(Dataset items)
--- start ---

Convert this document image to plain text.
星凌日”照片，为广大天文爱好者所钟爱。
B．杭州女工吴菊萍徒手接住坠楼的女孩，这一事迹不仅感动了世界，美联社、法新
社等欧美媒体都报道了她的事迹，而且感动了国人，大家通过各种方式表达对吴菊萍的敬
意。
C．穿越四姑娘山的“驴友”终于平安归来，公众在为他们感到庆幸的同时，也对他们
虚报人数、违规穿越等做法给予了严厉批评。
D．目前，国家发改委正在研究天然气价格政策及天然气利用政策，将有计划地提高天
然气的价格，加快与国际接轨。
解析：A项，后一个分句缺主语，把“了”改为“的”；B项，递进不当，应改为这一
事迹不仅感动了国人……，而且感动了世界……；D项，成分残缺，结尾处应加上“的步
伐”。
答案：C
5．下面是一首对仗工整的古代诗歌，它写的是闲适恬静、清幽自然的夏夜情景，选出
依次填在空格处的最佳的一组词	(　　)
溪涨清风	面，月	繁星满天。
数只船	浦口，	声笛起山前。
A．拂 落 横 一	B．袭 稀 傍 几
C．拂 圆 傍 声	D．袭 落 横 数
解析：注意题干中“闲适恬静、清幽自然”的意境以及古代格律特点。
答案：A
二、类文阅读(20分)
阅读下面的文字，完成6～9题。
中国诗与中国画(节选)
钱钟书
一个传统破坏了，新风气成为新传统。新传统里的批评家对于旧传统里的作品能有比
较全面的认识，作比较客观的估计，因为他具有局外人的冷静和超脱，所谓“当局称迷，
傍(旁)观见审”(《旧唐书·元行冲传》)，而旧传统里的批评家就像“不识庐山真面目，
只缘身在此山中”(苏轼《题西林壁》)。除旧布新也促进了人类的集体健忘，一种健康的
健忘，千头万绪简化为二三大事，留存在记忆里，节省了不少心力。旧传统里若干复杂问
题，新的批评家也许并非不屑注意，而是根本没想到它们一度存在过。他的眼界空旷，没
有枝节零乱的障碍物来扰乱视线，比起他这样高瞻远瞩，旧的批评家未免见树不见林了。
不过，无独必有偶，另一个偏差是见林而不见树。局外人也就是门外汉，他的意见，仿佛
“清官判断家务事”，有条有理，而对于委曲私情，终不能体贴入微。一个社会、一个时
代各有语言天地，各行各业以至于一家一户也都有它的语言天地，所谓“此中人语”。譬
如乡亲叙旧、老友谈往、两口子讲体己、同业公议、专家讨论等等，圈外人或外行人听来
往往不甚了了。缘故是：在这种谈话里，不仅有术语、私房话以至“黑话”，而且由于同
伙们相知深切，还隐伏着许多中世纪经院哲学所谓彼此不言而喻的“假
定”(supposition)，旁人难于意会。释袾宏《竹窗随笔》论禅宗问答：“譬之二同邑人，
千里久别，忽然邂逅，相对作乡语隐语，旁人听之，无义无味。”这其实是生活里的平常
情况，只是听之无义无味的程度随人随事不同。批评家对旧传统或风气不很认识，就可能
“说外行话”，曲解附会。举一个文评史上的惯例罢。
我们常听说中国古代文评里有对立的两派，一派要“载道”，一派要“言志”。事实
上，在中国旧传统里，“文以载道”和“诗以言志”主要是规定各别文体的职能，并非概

--- end ---

Problem requirements >>
Retype every record above exactly as it appears.

The solution >>
Convert this document image to plain text.
星凌日”照片，为广大天文爱好者所钟爱。
B．杭州女工吴菊萍徒手接住坠楼的女孩，这一事迹不仅感动了世界，美联社、法新
社等欧美媒体都报道了她的事迹，而且感动了国人，大家通过各种方式表达对吴菊萍的敬
意。
C．穿越四姑娘山的“驴友”终于平安归来，公众在为他们感到庆幸的同时，也对他们
虚报人数、违规穿越等做法给予了严厉批评。
D．目前，国家发改委正在研究天然气价格政策及天然气利用政策，将有计划地提高天
然气的价格，加快与国际接轨。
解析：A项，后一个分句缺主语，把“了”改为“的”；B项，递进不当，应改为这一
事迹不仅感动了国人……，而且感动了世界……；D项，成分残缺，结尾处应加上“的步
伐”。
答案：C
5．下面是一首对仗工整的古代诗歌，它写的是闲适恬静、清幽自然的夏夜情景，选出
依次填在空格处的最佳的一组词	(　　)
溪涨清风	面，月	繁星满天。
数只船	浦口，	声笛起山前。
A．拂 落 横 一	B．袭 稀 傍 几
C．拂 圆 傍 声	D．袭 落 横 数
解析：注意题干中“闲适恬静、清幽自然”的意境以及古代格律特点。
答案：A
二、类文阅读(20分)
阅读下面的文字，完成6～9题。
中国诗与中国画(节选)
钱钟书
一个传统破坏了，新风气成为新传统。新传统里的批评家对于旧传统里的作品能有比
较全面的认识，作比较客观的估计，因为他具有局外人的冷静和超脱，所谓“当局称迷，
傍(旁)观见审”(《旧唐书·元行冲传》)，而旧传统里的批评家就像“不识庐山真面目，
只缘身在此山中”(苏轼《题西林壁》)。除旧布新也促进了人类的集体健忘，一种健康的
健忘，千头万绪简化为二三大事，留存在记忆里，节省了不少心力。旧传统里若干复杂问
题，新的批评家也许并非不屑注意，而是根本没想到它们一度存在过。他的眼界空旷，没
有枝节零乱的障碍物来扰乱视线，比起他这样高瞻远瞩，旧的批评家未免见树不见林了。
不过，无独必有偶，另一个偏差是见林而不见树。局外人也就是门外汉，他的意见，仿佛
“清官判断家务事”，有条有理，而对于委曲私情，终不能体贴入微。一个社会、一个时
代各有语言天地，各行各业以至于一家一户也都有它的语言天地，所谓“此中人语”。譬
如乡亲叙旧、老友谈往、两口子讲体己、同业公议、专家讨论等等，圈外人或外行人听来
往往不甚了了。缘故是：在这种谈话里，不仅有术语、私房话以至“黑话”，而且由于同
伙们相知深切，还隐伏着许多中世纪经院哲学所谓彼此不言而喻的“假
定”(supposition)，旁人难于意会。释袾宏《竹窗随笔》论禅宗问答：“譬之二同邑人，
千里久别，忽然邂逅，相对作乡语隐语，旁人听之，无义无味。”这其实是生活里的平常
情况，只是听之无义无味的程度随人随事不同。批评家对旧传统或风气不很认识，就可能
“说外行话”，曲解附会。举一个文评史上的惯例罢。
我们常听说中国古代文评里有对立的两派，一派要“载道”，一派要“言志”。事实
上，在中国旧传统里，“文以载道”和“诗以言志”主要是规定各别文体的职能，并非概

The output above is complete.